- [TASK BRIEF]:
Retype all material exactly. Pictures stay out of the copy.

===

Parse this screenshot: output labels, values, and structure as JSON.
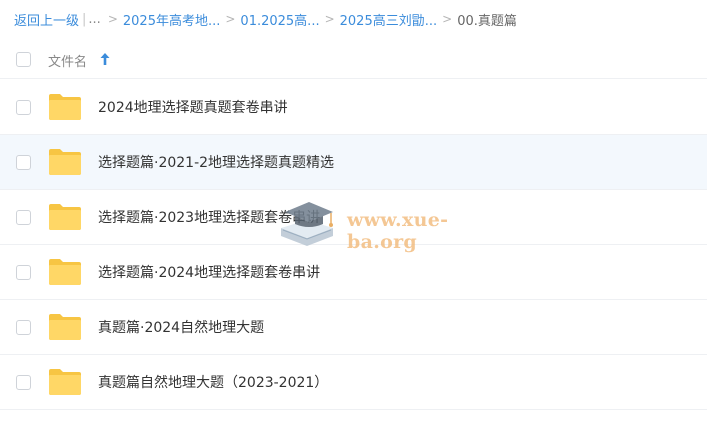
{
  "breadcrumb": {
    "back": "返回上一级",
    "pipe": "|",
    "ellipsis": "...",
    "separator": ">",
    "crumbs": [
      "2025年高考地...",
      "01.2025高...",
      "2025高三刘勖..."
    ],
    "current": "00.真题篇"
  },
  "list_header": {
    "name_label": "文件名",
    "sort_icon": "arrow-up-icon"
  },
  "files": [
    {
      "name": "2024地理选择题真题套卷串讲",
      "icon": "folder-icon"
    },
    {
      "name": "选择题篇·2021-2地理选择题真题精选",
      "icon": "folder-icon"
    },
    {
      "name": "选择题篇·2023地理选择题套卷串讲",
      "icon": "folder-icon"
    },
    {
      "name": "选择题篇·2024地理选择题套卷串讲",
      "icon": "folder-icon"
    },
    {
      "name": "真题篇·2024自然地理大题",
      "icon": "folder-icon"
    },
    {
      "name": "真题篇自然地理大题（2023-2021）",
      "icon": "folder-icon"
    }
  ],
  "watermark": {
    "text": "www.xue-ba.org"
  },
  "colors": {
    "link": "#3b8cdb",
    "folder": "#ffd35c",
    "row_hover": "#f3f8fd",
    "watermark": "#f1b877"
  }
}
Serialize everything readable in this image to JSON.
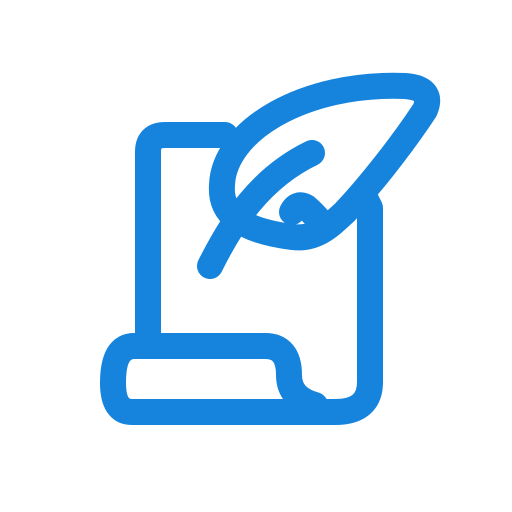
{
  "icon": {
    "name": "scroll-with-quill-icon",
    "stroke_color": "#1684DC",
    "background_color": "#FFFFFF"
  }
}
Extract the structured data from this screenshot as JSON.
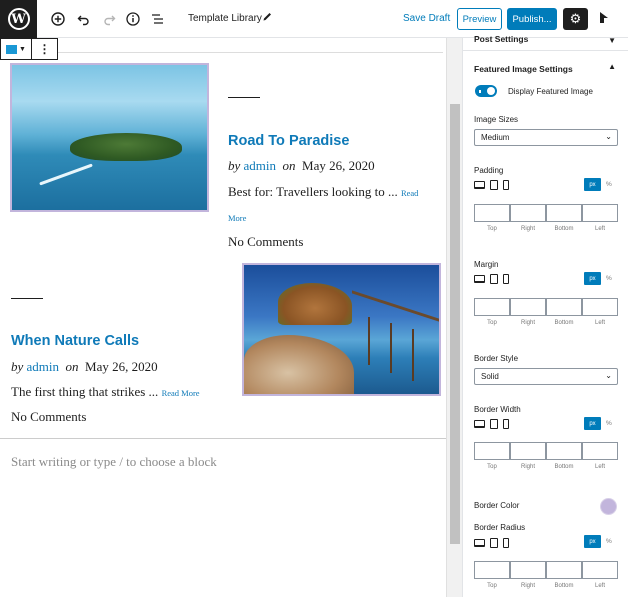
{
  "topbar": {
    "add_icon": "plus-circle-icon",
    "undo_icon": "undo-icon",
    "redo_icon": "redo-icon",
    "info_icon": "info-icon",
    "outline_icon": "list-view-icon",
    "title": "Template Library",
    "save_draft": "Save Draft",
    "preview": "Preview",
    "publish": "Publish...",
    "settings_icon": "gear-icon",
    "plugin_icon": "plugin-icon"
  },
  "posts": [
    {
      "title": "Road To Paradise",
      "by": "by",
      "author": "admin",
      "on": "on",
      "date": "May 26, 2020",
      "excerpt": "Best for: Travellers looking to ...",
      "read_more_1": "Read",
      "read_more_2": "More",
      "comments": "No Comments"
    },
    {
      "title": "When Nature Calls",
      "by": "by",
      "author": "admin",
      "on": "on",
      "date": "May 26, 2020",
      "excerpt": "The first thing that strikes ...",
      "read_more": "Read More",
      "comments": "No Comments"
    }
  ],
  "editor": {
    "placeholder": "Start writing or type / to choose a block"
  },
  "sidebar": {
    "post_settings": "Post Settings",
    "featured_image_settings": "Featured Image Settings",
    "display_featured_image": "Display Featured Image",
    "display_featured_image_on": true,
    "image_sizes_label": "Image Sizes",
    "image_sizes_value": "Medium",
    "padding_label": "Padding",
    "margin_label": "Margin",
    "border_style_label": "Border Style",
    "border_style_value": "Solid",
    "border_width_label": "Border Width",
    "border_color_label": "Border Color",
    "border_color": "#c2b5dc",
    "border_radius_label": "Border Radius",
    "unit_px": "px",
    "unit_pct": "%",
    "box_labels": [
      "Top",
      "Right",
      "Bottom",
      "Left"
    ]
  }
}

===

- [COMPLETED TASK]:
Parse this screenshot: output labels, values, and structure as JSON.
{
  "breadcrumb": {
    "back": "返回上一级",
    "pipe": "|",
    "ellipsis": "...",
    "separator": ">",
    "crumbs": [
      "2025年高考地...",
      "01.2025高...",
      "2025高三刘勖..."
    ],
    "current": "00.真题篇"
  },
  "list_header": {
    "name_label": "文件名",
    "sort_icon": "arrow-up-icon"
  },
  "files": [
    {
      "name": "2024地理选择题真题套卷串讲",
      "icon": "folder-icon"
    },
    {
      "name": "选择题篇·2021-2地理选择题真题精选",
      "icon": "folder-icon"
    },
    {
      "name": "选择题篇·2023地理选择题套卷串讲",
      "icon": "folder-icon"
    },
    {
      "name": "选择题篇·2024地理选择题套卷串讲",
      "icon": "folder-icon"
    },
    {
      "name": "真题篇·2024自然地理大题",
      "icon": "folder-icon"
    },
    {
      "name": "真题篇自然地理大题（2023-2021）",
      "icon": "folder-icon"
    }
  ],
  "watermark": {
    "text": "www.xue-ba.org"
  },
  "colors": {
    "link": "#3b8cdb",
    "folder": "#ffd35c",
    "row_hover": "#f3f8fd",
    "watermark": "#f1b877"
  }
}
Serialize everything readable in this image to JSON.
{
  "icon": {
    "name": "scroll-with-quill-icon",
    "stroke_color": "#1684DC",
    "background_color": "#FFFFFF"
  }
}
Extract the structured data from this screenshot as JSON.
{
  "topbar": {
    "add_icon": "plus-circle-icon",
    "undo_icon": "undo-icon",
    "redo_icon": "redo-icon",
    "info_icon": "info-icon",
    "outline_icon": "list-view-icon",
    "title": "Template Library",
    "save_draft": "Save Draft",
    "preview": "Preview",
    "publish": "Publish...",
    "settings_icon": "gear-icon",
    "plugin_icon": "plugin-icon"
  },
  "posts": [
    {
      "title": "Road To Paradise",
      "by": "by",
      "author": "admin",
      "on": "on",
      "date": "May 26, 2020",
      "excerpt": "Best for: Travellers looking to ...",
      "read_more_1": "Read",
      "read_more_2": "More",
      "comments": "No Comments"
    },
    {
      "title": "When Nature Calls",
      "by": "by",
      "author": "admin",
      "on": "on",
      "date": "May 26, 2020",
      "excerpt": "The first thing that strikes ...",
      "read_more": "Read More",
      "comments": "No Comments"
    }
  ],
  "editor": {
    "placeholder": "Start writing or type / to choose a block"
  },
  "sidebar": {
    "post_settings": "Post Settings",
    "featured_image_settings": "Featured Image Settings",
    "display_featured_image": "Display Featured Image",
    "display_featured_image_on": true,
    "image_sizes_label": "Image Sizes",
    "image_sizes_value": "Medium",
    "padding_label": "Padding",
    "margin_label": "Margin",
    "border_style_label": "Border Style",
    "border_style_value": "Solid",
    "border_width_label": "Border Width",
    "border_color_label": "Border Color",
    "border_color": "#c2b5dc",
    "border_radius_label": "Border Radius",
    "unit_px": "px",
    "unit_pct": "%",
    "box_labels": [
      "Top",
      "Right",
      "Bottom",
      "Left"
    ]
  }
}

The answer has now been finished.